[Dataset entries]
....
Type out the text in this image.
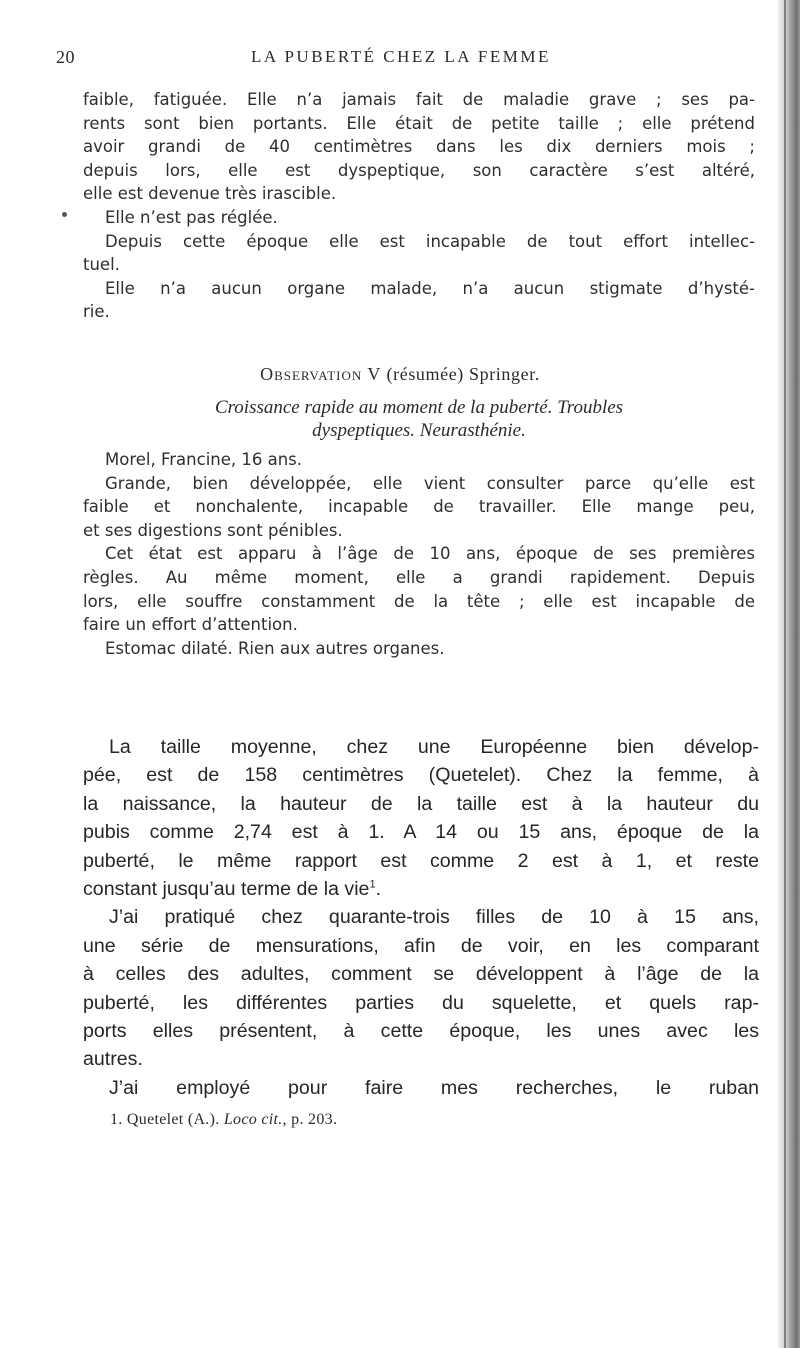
20	LA PUBERTÉ CHEZ LA FEMME

faible, fatiguée. Elle n’a jamais fait de maladie grave ; ses pa-
rents sont bien portants. Elle était de petite taille ; elle prétend
avoir grandi de 40 centimètres dans les dix derniers mois ;
depuis lors, elle est dyspeptique, son caractère s’est altéré,

elle est devenue très irascible.

Elle n’est pas réglée.

Depuis cette époque elle est incapable de tout effort intellec-

tuel.

Elle n’a aucun organe malade, n’a aucun stigmate d’hysté-

rie.

Observation V (résumée) Springer.
Croissance rapide au moment de la puberté. Troubles
dyspeptiques. Neurasthénie.

Morel, Francine, 16 ans.

Grande, bien développée, elle vient consulter parce qu’elle est

faible et nonchalente, incapable de travailler. Elle mange peu,

et ses digestions sont pénibles.

Cet état est apparu à l’âge de 10 ans, époque de ses premières

règles. Au même moment, elle a grandi rapidement. Depuis

lors, elle souffre constamment de la tête ; elle est incapable de

faire un effort d’attention.

Estomac dilaté. Rien aux autres organes.

La taille moyenne, chez une Européenne bien dévelop-

pée, est de 158 centimètres (Quetelet). Chez la femme, à

la naissance, la hauteur de la taille est à la hauteur du

pubis comme 2,74 est à 1. A 14 ou 15 ans, époque de la

puberté, le même rapport est comme 2 est à 1, et reste

constant jusqu’au terme de la vie$^1$.

J’ai pratiqué chez quarante-trois filles de 10 à 15 ans,

une série de mensurations, afin de voir, en les comparant

à celles des adultes, comment se développent à l’âge de la

puberté, les différentes parties du squelette, et quels rap-

ports elles présentent, à cette époque, les unes avec les

autres.

J’ai employé pour faire mes recherches, le ruban

1. Quetelet (A.). Loco cit., p. 203.
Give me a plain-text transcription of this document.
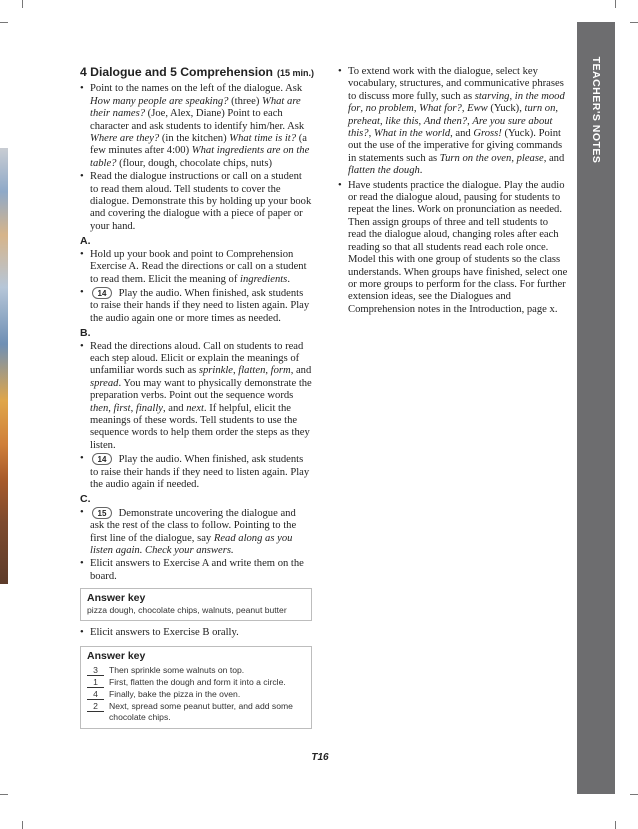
TEACHER'S NOTES
4 Dialogue and 5 Comprehension (15 min.)
• Point to the names on the left of the dialogue. Ask How many people are speaking? (three) What are their names? (Joe, Alex, Diane) Point to each character and ask students to identify him/her. Ask Where are they? (in the kitchen) What time is it? (a few minutes after 4:00) What ingredients are on the table? (flour, dough, chocolate chips, nuts)
• Read the dialogue instructions or call on a student to read them aloud. Tell students to cover the dialogue. Demonstrate this by holding up your book and covering the dialogue with a piece of paper or your hand.
A.
• Hold up your book and point to Comprehension Exercise A. Read the directions or call on a student to read them. Elicit the meaning of ingredients.
• 14 Play the audio. When finished, ask students to raise their hands if they need to listen again. Play the audio again one or more times as needed.
B.
• Read the directions aloud. Call on students to read each step aloud. Elicit or explain the meanings of unfamiliar words such as sprinkle, flatten, form, and spread. You may want to physically demonstrate the preparation verbs. Point out the sequence words then, first, finally, and next. If helpful, elicit the meanings of these words. Tell students to use the sequence words to help them order the steps as they listen.
• 14 Play the audio. When finished, ask students to raise their hands if they need to listen again. Play the audio again if needed.
C.
• 15 Demonstrate uncovering the dialogue and ask the rest of the class to follow. Pointing to the first line of the dialogue, say Read along as you listen again. Check your answers.
• Elicit answers to Exercise A and write them on the board.
Answer key
pizza dough, chocolate chips, walnuts, peanut butter
• Elicit answers to Exercise B orally.
Answer key
3	Then sprinkle some walnuts on top.
1	First, flatten the dough and form it into a circle.
4	Finally, bake the pizza in the oven.
2	Next, spread some peanut butter, and add some chocolate chips.
• To extend work with the dialogue, select key vocabulary, structures, and communicative phrases to discuss more fully, such as starving, in the mood for, no problem, What for?, Eww (Yuck), turn on, preheat, like this, And then?, Are you sure about this?, What in the world, and Gross! (Yuck). Point out the use of the imperative for giving commands in statements such as Turn on the oven, please, and flatten the dough.
• Have students practice the dialogue. Play the audio or read the dialogue aloud, pausing for students to repeat the lines. Work on pronunciation as needed. Then assign groups of three and tell students to read the dialogue aloud, changing roles after each reading so that all students read each role once. Model this with one group of students so the class understands. When groups have finished, select one or more groups to perform for the class. For further extension ideas, see the Dialogues and Comprehension notes in the Introduction, page x.
T16
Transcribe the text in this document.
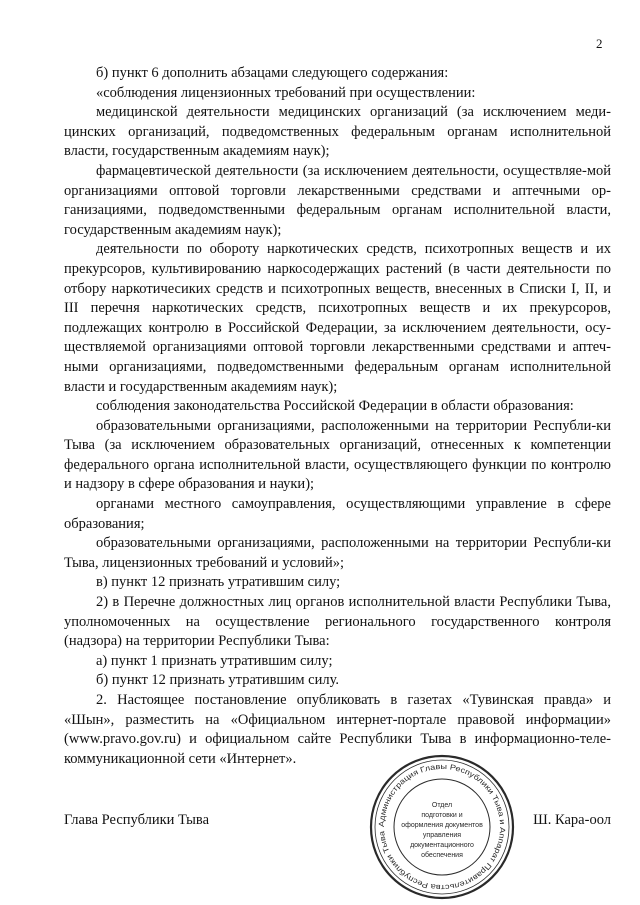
2

б) пункт 6 дополнить абзацами следующего содержания:

«соблюдения лицензионных требований при осуществлении:

медицинской деятельности медицинских организаций (за исключением меди-цинских организаций, подведомственных федеральным органам исполнительной власти, государственным академиям наук);

фармацевтической деятельности (за исключением деятельности, осуществляе-мой организациями оптовой торговли лекарственными средствами и аптечными ор-ганизациями, подведомственными федеральным органам исполнительной власти, государственным академиям наук);

деятельности по обороту наркотических средств, психотропных веществ и их прекурсоров, культивированию наркосодержащих растений (в части деятельности по отбору наркотичесиких средств и психотропных веществ, внесенных в Списки I, II, и III перечня наркотических средств, психотропных веществ и их прекурсоров, подлежащих контролю в Российской Федерации, за исключением деятельности, осу-ществляемой организациями оптовой торговли лекарственными средствами и аптеч-ными организациями, подведомственными федеральным органам исполнительной власти и государственным академиям наук);

соблюдения законодательства Российской Федерации в области образования:

образовательными организациями, расположенными на территории Республи-ки Тыва (за исключением образовательных организаций, отнесенных к компетенции федерального органа исполнительной власти, осуществляющего функции по контролю и надзору в сфере образования и науки);

органами местного самоуправления, осуществляющими управление в сфере образования;

образовательными организациями, расположенными на территории Республи-ки Тыва, лицензионных требований и условий»;

в) пункт 12 признать утратившим силу;

2) в Перечне должностных лиц органов исполнительной власти Республики Тыва, уполномоченных на осуществление регионального государственного контроля (надзора) на территории Республики Тыва:

а) пункт 1 признать утратившим силу;

б) пункт 12 признать утратившим силу.

2. Настоящее постановление опубликовать в газетах «Тувинская правда» и «Шын», разместить на «Официальном интернет-портале правовой информации» (www.pravo.gov.ru) и официальном сайте Республики Тыва в информационно-теле-коммуникационной сети «Интернет».

Глава Республики Тыва	Ш. Кара-оол
Администрация Главы Республики Тыва и Аппарат Правительства Республики Тыва
Отдел
подготовки и
оформления документов
управления
документационного
обеспечения
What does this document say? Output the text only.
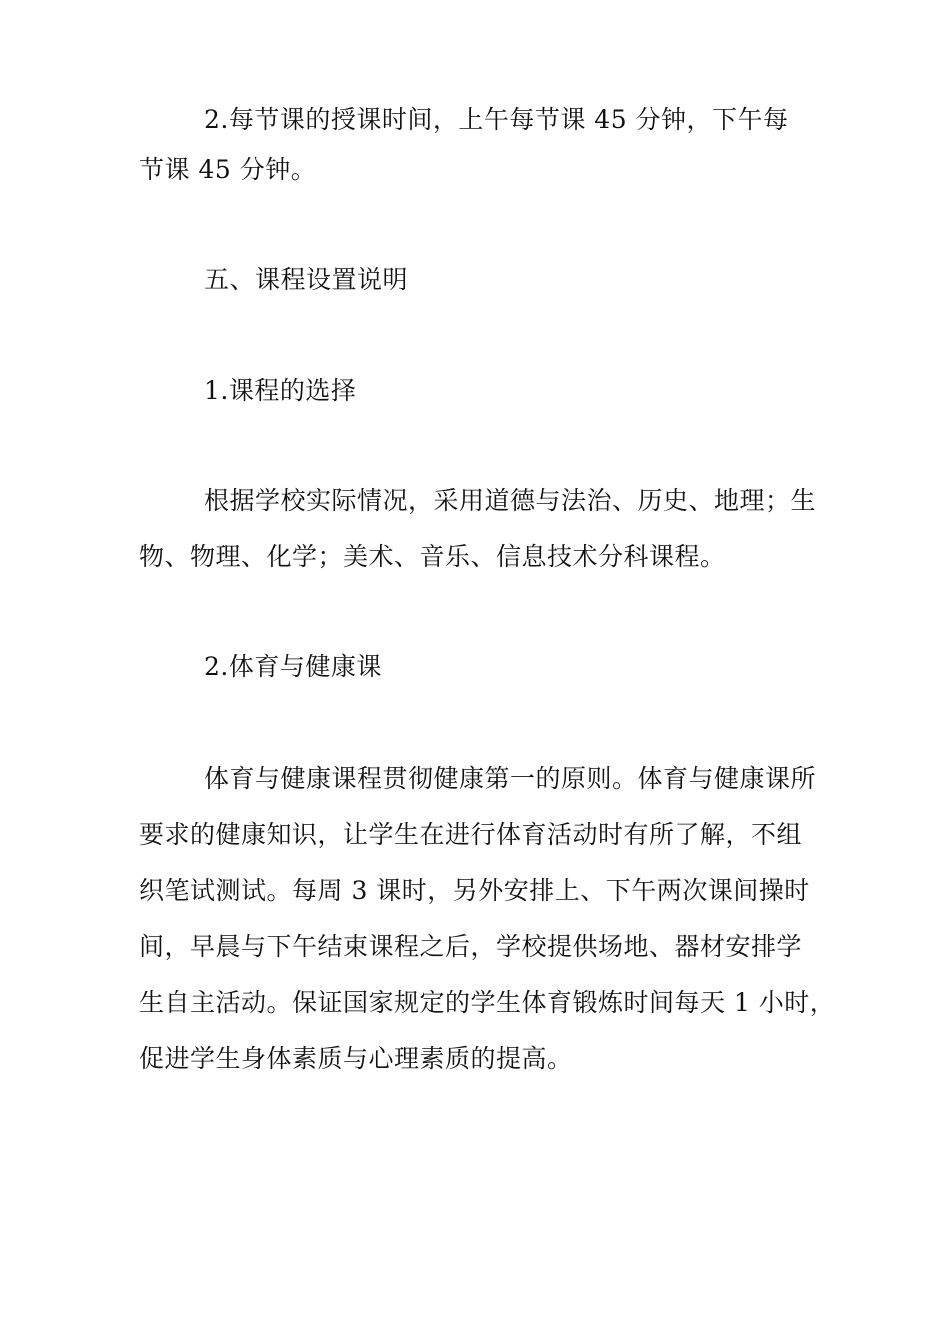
2.每节课的授课时间，上午每节课 45 分钟，下午每
节课 45 分钟。
五、课程设置说明
1.课程的选择
根据学校实际情况，采用道德与法治、历史、地理；生
物、物理、化学；美术、音乐、信息技术分科课程。
2.体育与健康课
体育与健康课程贯彻健康第一的原则。体育与健康课所
要求的健康知识，让学生在进行体育活动时有所了解，不组
织笔试测试。每周 3 课时，另外安排上、下午两次课间操时
间，早晨与下午结束课程之后，学校提供场地、器材安排学
生自主活动。保证国家规定的学生体育锻炼时间每天 1 小时，
促进学生身体素质与心理素质的提高。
....
▶ TASK REQUIREMENTS:
Set down the material above as is, without any pictures.

▶ OUTPUT FOR THIS EXERCISE:
Type out the text in this image.
20	LA PUBERTÉ CHEZ LA FEMME

faible, fatiguée. Elle n’a jamais fait de maladie grave ; ses pa-
rents sont bien portants. Elle était de petite taille ; elle prétend
avoir grandi de 40 centimètres dans les dix derniers mois ;
depuis lors, elle est dyspeptique, son caractère s’est altéré,

elle est devenue très irascible.

Elle n’est pas réglée.

Depuis cette époque elle est incapable de tout effort intellec-

tuel.

Elle n’a aucun organe malade, n’a aucun stigmate d’hysté-

rie.

Observation V (résumée) Springer.
Croissance rapide au moment de la puberté. Troubles
dyspeptiques. Neurasthénie.

Morel, Francine, 16 ans.

Grande, bien développée, elle vient consulter parce qu’elle est

faible et nonchalente, incapable de travailler. Elle mange peu,

et ses digestions sont pénibles.

Cet état est apparu à l’âge de 10 ans, époque de ses premières

règles. Au même moment, elle a grandi rapidement. Depuis

lors, elle souffre constamment de la tête ; elle est incapable de

faire un effort d’attention.

Estomac dilaté. Rien aux autres organes.

La taille moyenne, chez une Européenne bien dévelop-

pée, est de 158 centimètres (Quetelet). Chez la femme, à

la naissance, la hauteur de la taille est à la hauteur du

pubis comme 2,74 est à 1. A 14 ou 15 ans, époque de la

puberté, le même rapport est comme 2 est à 1, et reste

constant jusqu’au terme de la vie$^1$.

J’ai pratiqué chez quarante-trois filles de 10 à 15 ans,

une série de mensurations, afin de voir, en les comparant

à celles des adultes, comment se développent à l’âge de la

puberté, les différentes parties du squelette, et quels rap-

ports elles présentent, à cette époque, les unes avec les

autres.

J’ai employé pour faire mes recherches, le ruban

1. Quetelet (A.). Loco cit., p. 203.
Give me a plain-text transcription of this document.
TEACHER'S NOTES
4 Dialogue and 5 Comprehension (15 min.)
• Point to the names on the left of the dialogue. Ask How many people are speaking? (three) What are their names? (Joe, Alex, Diane) Point to each character and ask students to identify him/her. Ask Where are they? (in the kitchen) What time is it? (a few minutes after 4:00) What ingredients are on the table? (flour, dough, chocolate chips, nuts)
• Read the dialogue instructions or call on a student to read them aloud. Tell students to cover the dialogue. Demonstrate this by holding up your book and covering the dialogue with a piece of paper or your hand.
A.
• Hold up your book and point to Comprehension Exercise A. Read the directions or call on a student to read them. Elicit the meaning of ingredients.
• 14 Play the audio. When finished, ask students to raise their hands if they need to listen again. Play the audio again one or more times as needed.
B.
• Read the directions aloud. Call on students to read each step aloud. Elicit or explain the meanings of unfamiliar words such as sprinkle, flatten, form, and spread. You may want to physically demonstrate the preparation verbs. Point out the sequence words then, first, finally, and next. If helpful, elicit the meanings of these words. Tell students to use the sequence words to help them order the steps as they listen.
• 14 Play the audio. When finished, ask students to raise their hands if they need to listen again. Play the audio again if needed.
C.
• 15 Demonstrate uncovering the dialogue and ask the rest of the class to follow. Pointing to the first line of the dialogue, say Read along as you listen again. Check your answers.
• Elicit answers to Exercise A and write them on the board.
Answer key
pizza dough, chocolate chips, walnuts, peanut butter
• Elicit answers to Exercise B orally.
Answer key
3	Then sprinkle some walnuts on top.
1	First, flatten the dough and form it into a circle.
4	Finally, bake the pizza in the oven.
2	Next, spread some peanut butter, and add some chocolate chips.
• To extend work with the dialogue, select key vocabulary, structures, and communicative phrases to discuss more fully, such as starving, in the mood for, no problem, What for?, Eww (Yuck), turn on, preheat, like this, And then?, Are you sure about this?, What in the world, and Gross! (Yuck). Point out the use of the imperative for giving commands in statements such as Turn on the oven, please, and flatten the dough.
• Have students practice the dialogue. Play the audio or read the dialogue aloud, pausing for students to repeat the lines. Work on pronunciation as needed. Then assign groups of three and tell students to read the dialogue aloud, changing roles after each reading so that all students read each role once. Model this with one group of students so the class understands. When groups have finished, select one or more groups to perform for the class. For further extension ideas, see the Dialogues and Comprehension notes in the Introduction, page x.
T16
Transcribe the text in this document.
2

б) пункт 6 дополнить абзацами следующего содержания:

«соблюдения лицензионных требований при осуществлении:

медицинской деятельности медицинских организаций (за исключением меди-цинских организаций, подведомственных федеральным органам исполнительной власти, государственным академиям наук);

фармацевтической деятельности (за исключением деятельности, осуществляе-мой организациями оптовой торговли лекарственными средствами и аптечными ор-ганизациями, подведомственными федеральным органам исполнительной власти, государственным академиям наук);

деятельности по обороту наркотических средств, психотропных веществ и их прекурсоров, культивированию наркосодержащих растений (в части деятельности по отбору наркотичесиких средств и психотропных веществ, внесенных в Списки I, II, и III перечня наркотических средств, психотропных веществ и их прекурсоров, подлежащих контролю в Российской Федерации, за исключением деятельности, осу-ществляемой организациями оптовой торговли лекарственными средствами и аптеч-ными организациями, подведомственными федеральным органам исполнительной власти и государственным академиям наук);

соблюдения законодательства Российской Федерации в области образования:

образовательными организациями, расположенными на территории Республи-ки Тыва (за исключением образовательных организаций, отнесенных к компетенции федерального органа исполнительной власти, осуществляющего функции по контролю и надзору в сфере образования и науки);

органами местного самоуправления, осуществляющими управление в сфере образования;

образовательными организациями, расположенными на территории Республи-ки Тыва, лицензионных требований и условий»;

в) пункт 12 признать утратившим силу;

2) в Перечне должностных лиц органов исполнительной власти Республики Тыва, уполномоченных на осуществление регионального государственного контроля (надзора) на территории Республики Тыва:

а) пункт 1 признать утратившим силу;

б) пункт 12 признать утратившим силу.

2. Настоящее постановление опубликовать в газетах «Тувинская правда» и «Шын», разместить на «Официальном интернет-портале правовой информации» (www.pravo.gov.ru) и официальном сайте Республики Тыва в информационно-теле-коммуникационной сети «Интернет».

Глава Республики Тыва	Ш. Кара-оол
Администрация Главы Республики Тыва и Аппарат Правительства Республики Тыва
Отдел
подготовки и
оформления документов
управления
документационного
обеспечения
What does this document say? Output the text only.
2.每节课的授课时间，上午每节课 45 分钟，下午每
节课 45 分钟。
五、课程设置说明
1.课程的选择
根据学校实际情况，采用道德与法治、历史、地理；生
物、物理、化学；美术、音乐、信息技术分科课程。
2.体育与健康课
体育与健康课程贯彻健康第一的原则。体育与健康课所
要求的健康知识，让学生在进行体育活动时有所了解，不组
织笔试测试。每周 3 课时，另外安排上、下午两次课间操时
间，早晨与下午结束课程之后，学校提供场地、器材安排学
生自主活动。保证国家规定的学生体育锻炼时间每天 1 小时，
促进学生身体素质与心理素质的提高。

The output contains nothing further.